**Stated task**
Filter this data down to the lines that hold "Inch", and copy them.

── Task inputs

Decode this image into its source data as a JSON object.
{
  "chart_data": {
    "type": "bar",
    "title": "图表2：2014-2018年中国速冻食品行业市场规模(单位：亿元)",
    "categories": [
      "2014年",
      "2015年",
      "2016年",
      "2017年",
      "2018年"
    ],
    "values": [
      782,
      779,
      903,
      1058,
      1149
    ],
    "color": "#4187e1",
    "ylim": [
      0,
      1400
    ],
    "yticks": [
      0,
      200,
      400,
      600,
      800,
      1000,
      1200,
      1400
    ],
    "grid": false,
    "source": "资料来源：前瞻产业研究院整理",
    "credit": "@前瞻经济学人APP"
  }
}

────
── Task inputs

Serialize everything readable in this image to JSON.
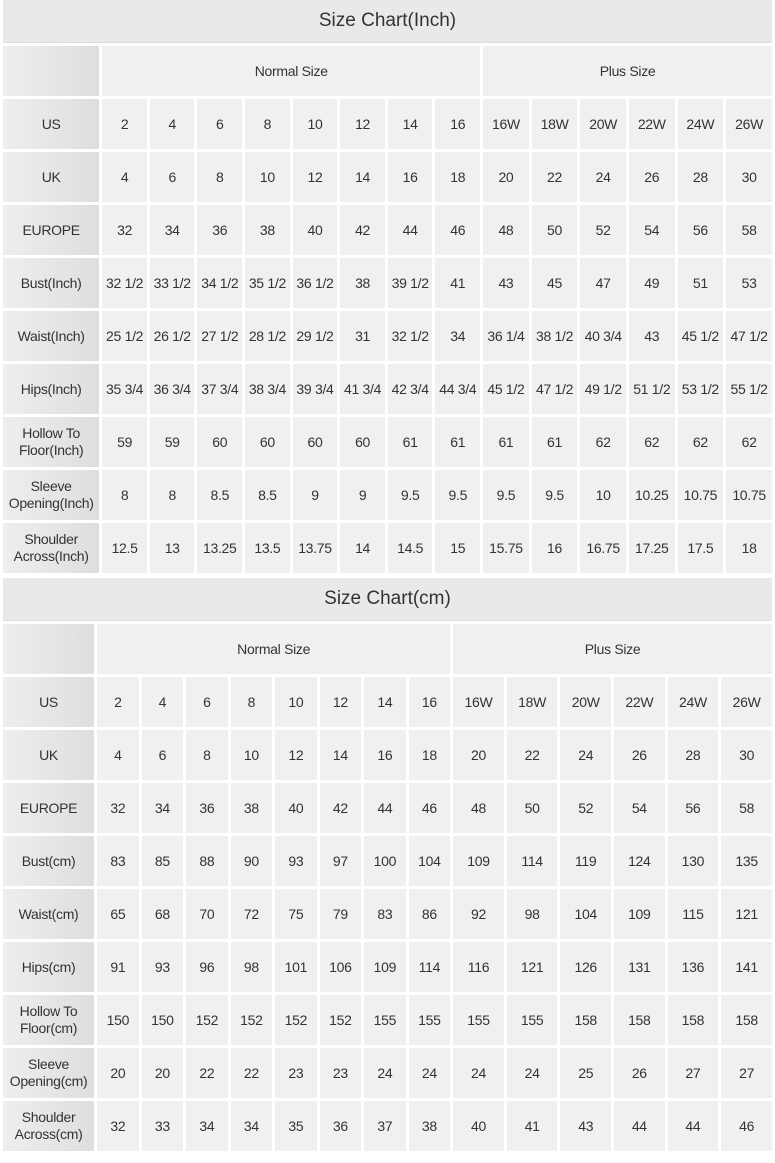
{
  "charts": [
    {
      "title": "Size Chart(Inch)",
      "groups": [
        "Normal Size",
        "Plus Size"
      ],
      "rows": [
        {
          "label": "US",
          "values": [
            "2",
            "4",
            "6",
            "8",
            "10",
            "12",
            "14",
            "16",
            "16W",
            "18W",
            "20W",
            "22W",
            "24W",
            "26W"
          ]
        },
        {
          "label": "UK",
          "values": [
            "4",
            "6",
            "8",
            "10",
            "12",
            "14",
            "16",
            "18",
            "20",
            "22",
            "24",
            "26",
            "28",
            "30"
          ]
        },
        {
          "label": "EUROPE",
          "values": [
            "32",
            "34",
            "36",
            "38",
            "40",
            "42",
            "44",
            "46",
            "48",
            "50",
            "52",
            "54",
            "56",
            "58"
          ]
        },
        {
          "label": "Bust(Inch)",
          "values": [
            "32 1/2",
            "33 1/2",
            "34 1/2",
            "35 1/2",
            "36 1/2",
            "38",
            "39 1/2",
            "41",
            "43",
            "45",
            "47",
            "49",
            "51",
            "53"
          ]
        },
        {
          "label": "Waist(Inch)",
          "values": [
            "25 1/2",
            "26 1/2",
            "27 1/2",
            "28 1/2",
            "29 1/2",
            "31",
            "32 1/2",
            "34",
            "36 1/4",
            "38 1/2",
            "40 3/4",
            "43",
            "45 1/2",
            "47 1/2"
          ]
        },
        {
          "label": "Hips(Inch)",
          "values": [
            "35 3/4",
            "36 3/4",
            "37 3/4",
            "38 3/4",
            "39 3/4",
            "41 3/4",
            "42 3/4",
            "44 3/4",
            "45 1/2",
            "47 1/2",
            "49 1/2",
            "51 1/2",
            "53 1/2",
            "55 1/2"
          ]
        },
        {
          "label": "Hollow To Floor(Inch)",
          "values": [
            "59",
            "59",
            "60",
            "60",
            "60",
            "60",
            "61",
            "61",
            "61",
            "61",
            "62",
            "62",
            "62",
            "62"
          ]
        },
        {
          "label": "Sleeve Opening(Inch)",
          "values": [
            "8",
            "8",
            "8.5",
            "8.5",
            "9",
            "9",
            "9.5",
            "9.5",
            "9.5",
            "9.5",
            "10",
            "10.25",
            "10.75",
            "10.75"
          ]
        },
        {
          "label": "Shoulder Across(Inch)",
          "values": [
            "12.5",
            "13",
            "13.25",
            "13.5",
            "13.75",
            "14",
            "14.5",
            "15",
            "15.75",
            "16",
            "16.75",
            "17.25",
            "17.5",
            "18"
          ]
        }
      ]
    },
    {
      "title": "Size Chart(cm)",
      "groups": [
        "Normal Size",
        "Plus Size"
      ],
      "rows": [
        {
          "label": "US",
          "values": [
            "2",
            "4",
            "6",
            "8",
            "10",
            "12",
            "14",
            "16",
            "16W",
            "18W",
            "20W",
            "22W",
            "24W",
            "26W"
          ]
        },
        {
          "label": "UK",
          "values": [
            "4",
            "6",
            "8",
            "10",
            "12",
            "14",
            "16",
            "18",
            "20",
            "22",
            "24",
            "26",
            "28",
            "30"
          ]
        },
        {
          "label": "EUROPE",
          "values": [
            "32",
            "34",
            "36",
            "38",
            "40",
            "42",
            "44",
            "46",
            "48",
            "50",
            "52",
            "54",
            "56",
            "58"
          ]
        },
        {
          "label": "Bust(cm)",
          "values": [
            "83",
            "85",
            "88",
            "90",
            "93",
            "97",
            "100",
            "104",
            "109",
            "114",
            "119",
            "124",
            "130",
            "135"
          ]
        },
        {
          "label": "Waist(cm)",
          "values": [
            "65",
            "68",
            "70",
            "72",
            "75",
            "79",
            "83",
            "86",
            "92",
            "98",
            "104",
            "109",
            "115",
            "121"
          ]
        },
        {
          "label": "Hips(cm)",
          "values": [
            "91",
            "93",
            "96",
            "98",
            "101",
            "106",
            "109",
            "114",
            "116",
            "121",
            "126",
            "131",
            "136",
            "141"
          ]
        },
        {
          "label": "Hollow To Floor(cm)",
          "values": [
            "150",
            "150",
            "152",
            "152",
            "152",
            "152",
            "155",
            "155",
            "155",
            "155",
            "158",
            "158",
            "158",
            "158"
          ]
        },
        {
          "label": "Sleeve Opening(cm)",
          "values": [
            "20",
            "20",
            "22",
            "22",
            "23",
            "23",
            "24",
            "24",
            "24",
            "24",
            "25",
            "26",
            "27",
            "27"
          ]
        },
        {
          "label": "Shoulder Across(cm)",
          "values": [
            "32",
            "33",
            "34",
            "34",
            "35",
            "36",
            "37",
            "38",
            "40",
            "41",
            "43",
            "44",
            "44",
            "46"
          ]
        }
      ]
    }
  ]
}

────

**Result of this exercise**
      "title": "Size Chart(Inch)",
          "label": "Bust(Inch)",
          "label": "Waist(Inch)",
          "label": "Hips(Inch)",
          "label": "Hollow To Floor(Inch)",
          "label": "Sleeve Opening(Inch)",
          "label": "Shoulder Across(Inch)",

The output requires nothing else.